What is needed
Copy every line of the data exactly, leaving nothing out.

Source records
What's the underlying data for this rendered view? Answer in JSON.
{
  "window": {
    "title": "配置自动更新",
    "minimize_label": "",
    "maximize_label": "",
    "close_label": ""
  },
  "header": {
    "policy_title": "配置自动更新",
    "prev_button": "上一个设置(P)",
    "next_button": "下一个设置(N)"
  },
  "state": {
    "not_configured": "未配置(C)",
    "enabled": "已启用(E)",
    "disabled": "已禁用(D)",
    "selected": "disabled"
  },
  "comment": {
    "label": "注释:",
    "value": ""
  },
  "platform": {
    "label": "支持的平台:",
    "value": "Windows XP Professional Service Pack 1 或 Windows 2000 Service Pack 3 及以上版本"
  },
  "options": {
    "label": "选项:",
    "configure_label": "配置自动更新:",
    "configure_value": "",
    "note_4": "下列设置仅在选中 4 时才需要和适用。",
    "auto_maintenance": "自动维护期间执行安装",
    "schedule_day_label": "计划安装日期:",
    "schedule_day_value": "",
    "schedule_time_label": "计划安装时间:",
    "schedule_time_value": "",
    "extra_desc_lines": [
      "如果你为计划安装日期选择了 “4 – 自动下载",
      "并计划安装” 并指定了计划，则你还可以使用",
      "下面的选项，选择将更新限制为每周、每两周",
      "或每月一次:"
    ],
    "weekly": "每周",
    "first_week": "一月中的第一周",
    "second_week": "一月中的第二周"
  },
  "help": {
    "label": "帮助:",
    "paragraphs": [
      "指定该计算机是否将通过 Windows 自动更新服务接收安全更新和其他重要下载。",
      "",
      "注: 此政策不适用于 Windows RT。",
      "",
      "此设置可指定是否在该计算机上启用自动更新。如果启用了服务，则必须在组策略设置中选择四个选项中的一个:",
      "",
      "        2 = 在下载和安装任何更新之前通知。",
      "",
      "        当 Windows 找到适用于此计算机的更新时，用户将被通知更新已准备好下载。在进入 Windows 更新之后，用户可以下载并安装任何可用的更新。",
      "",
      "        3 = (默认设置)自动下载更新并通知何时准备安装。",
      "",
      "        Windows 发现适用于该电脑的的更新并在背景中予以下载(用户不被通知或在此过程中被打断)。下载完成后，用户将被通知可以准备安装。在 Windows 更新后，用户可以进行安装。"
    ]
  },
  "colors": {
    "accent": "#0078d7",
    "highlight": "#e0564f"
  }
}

Expected answer
What's the underlying data for this rendered view? Answer in JSON.
{
  "window": {
    "title": "配置自动更新",
    "minimize_label": "",
    "maximize_label": "",
    "close_label": ""
  },
  "header": {
    "policy_title": "配置自动更新",
    "prev_button": "上一个设置(P)",
    "next_button": "下一个设置(N)"
  },
  "state": {
    "not_configured": "未配置(C)",
    "enabled": "已启用(E)",
    "disabled": "已禁用(D)",
    "selected": "disabled"
  },
  "comment": {
    "label": "注释:",
    "value": ""
  },
  "platform": {
    "label": "支持的平台:",
    "value": "Windows XP Professional Service Pack 1 或 Windows 2000 Service Pack 3 及以上版本"
  },
  "options": {
    "label": "选项:",
    "configure_label": "配置自动更新:",
    "configure_value": "",
    "note_4": "下列设置仅在选中 4 时才需要和适用。",
    "auto_maintenance": "自动维护期间执行安装",
    "schedule_day_label": "计划安装日期:",
    "schedule_day_value": "",
    "schedule_time_label": "计划安装时间:",
    "schedule_time_value": "",
    "extra_desc_lines": [
      "如果你为计划安装日期选择了 “4 – 自动下载",
      "并计划安装” 并指定了计划，则你还可以使用",
      "下面的选项，选择将更新限制为每周、每两周",
      "或每月一次:"
    ],
    "weekly": "每周",
    "first_week": "一月中的第一周",
    "second_week": "一月中的第二周"
  },
  "help": {
    "label": "帮助:",
    "paragraphs": [
      "指定该计算机是否将通过 Windows 自动更新服务接收安全更新和其他重要下载。",
      "",
      "注: 此政策不适用于 Windows RT。",
      "",
      "此设置可指定是否在该计算机上启用自动更新。如果启用了服务，则必须在组策略设置中选择四个选项中的一个:",
      "",
      "        2 = 在下载和安装任何更新之前通知。",
      "",
      "        当 Windows 找到适用于此计算机的更新时，用户将被通知更新已准备好下载。在进入 Windows 更新之后，用户可以下载并安装任何可用的更新。",
      "",
      "        3 = (默认设置)自动下载更新并通知何时准备安装。",
      "",
      "        Windows 发现适用于该电脑的的更新并在背景中予以下载(用户不被通知或在此过程中被打断)。下载完成后，用户将被通知可以准备安装。在 Windows 更新后，用户可以进行安装。"
    ]
  },
  "colors": {
    "accent": "#0078d7",
    "highlight": "#e0564f"
  }
}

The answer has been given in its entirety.